• **Challenge**:
Report the number of lines where the string "curious" occurs, and write nothing else.

• **Exercise materials**:

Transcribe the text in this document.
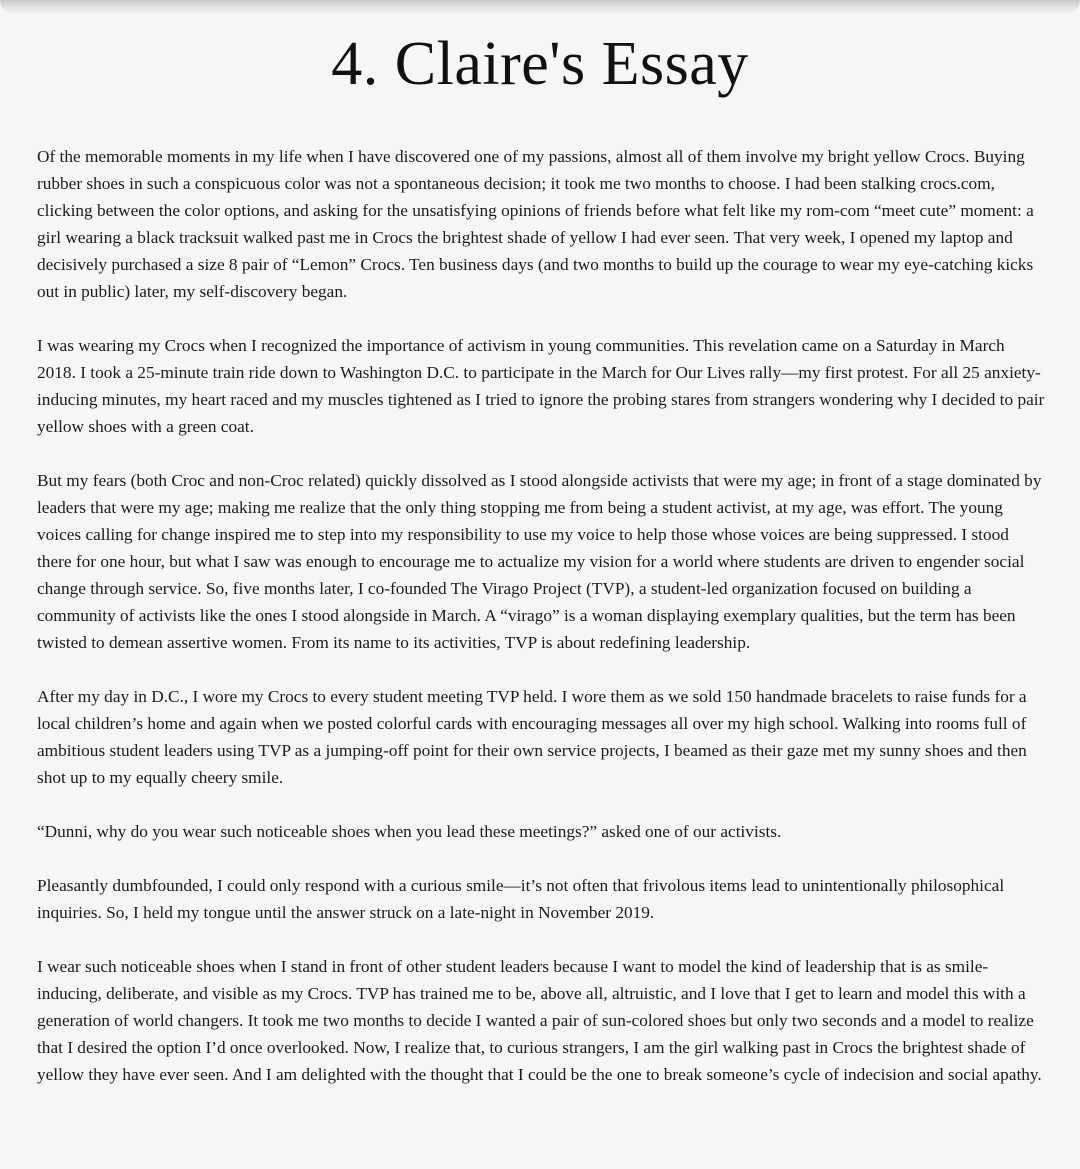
4. Claire's Essay

Of the memorable moments in my life when I have discovered one of my passions, almost all of them involve my bright yellow Crocs. Buying rubber shoes in such a conspicuous color was not a spontaneous decision; it took me two months to choose. I had been stalking crocs.com, clicking between the color options, and asking for the unsatisfying opinions of friends before what felt like my rom-com “meet cute” moment: a girl wearing a black tracksuit walked past me in Crocs the brightest shade of yellow I had ever seen. That very week, I opened my laptop and decisively purchased a size 8 pair of “Lemon” Crocs. Ten business days (and two months to build up the courage to wear my eye-catching kicks out in public) later, my self-discovery began.

I was wearing my Crocs when I recognized the importance of activism in young communities. This revelation came on a Saturday in March 2018. I took a 25-minute train ride down to Washington D.C. to participate in the March for Our Lives rally—my first protest. For all 25 anxiety-inducing minutes, my heart raced and my muscles tightened as I tried to ignore the probing stares from strangers wondering why I decided to pair yellow shoes with a green coat.

But my fears (both Croc and non-Croc related) quickly dissolved as I stood alongside activists that were my age; in front of a stage dominated by leaders that were my age; making me realize that the only thing stopping me from being a student activist, at my age, was effort. The young voices calling for change inspired me to step into my responsibility to use my voice to help those whose voices are being suppressed. I stood there for one hour, but what I saw was enough to encourage me to actualize my vision for a world where students are driven to engender social change through service. So, five months later, I co-founded The Virago Project (TVP), a student-led organization focused on building a community of activists like the ones I stood alongside in March. A “virago” is a woman displaying exemplary qualities, but the term has been twisted to demean assertive women. From its name to its activities, TVP is about redefining leadership.

After my day in D.C., I wore my Crocs to every student meeting TVP held. I wore them as we sold 150 handmade bracelets to raise funds for a local children’s home and again when we posted colorful cards with encouraging messages all over my high school. Walking into rooms full of ambitious student leaders using TVP as a jumping-off point for their own service projects, I beamed as their gaze met my sunny shoes and then shot up to my equally cheery smile.

“Dunni, why do you wear such noticeable shoes when you lead these meetings?” asked one of our activists.

Pleasantly dumbfounded, I could only respond with a curious smile—it’s not often that frivolous items lead to unintentionally philosophical inquiries. So, I held my tongue until the answer struck on a late-night in November 2019.

I wear such noticeable shoes when I stand in front of other student leaders because I want to model the kind of leadership that is as smile-inducing, deliberate, and visible as my Crocs. TVP has trained me to be, above all, altruistic, and I love that I get to learn and model this with a generation of world changers. It took me two months to decide I wanted a pair of sun-colored shoes but only two seconds and a model to realize that I desired the option I’d once overlooked. Now, I realize that, to curious strangers, I am the girl walking past in Crocs the brightest shade of yellow they have ever seen. And I am delighted with the thought that I could be the one to break someone’s cycle of indecision and social apathy.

• **Problem solution**:
2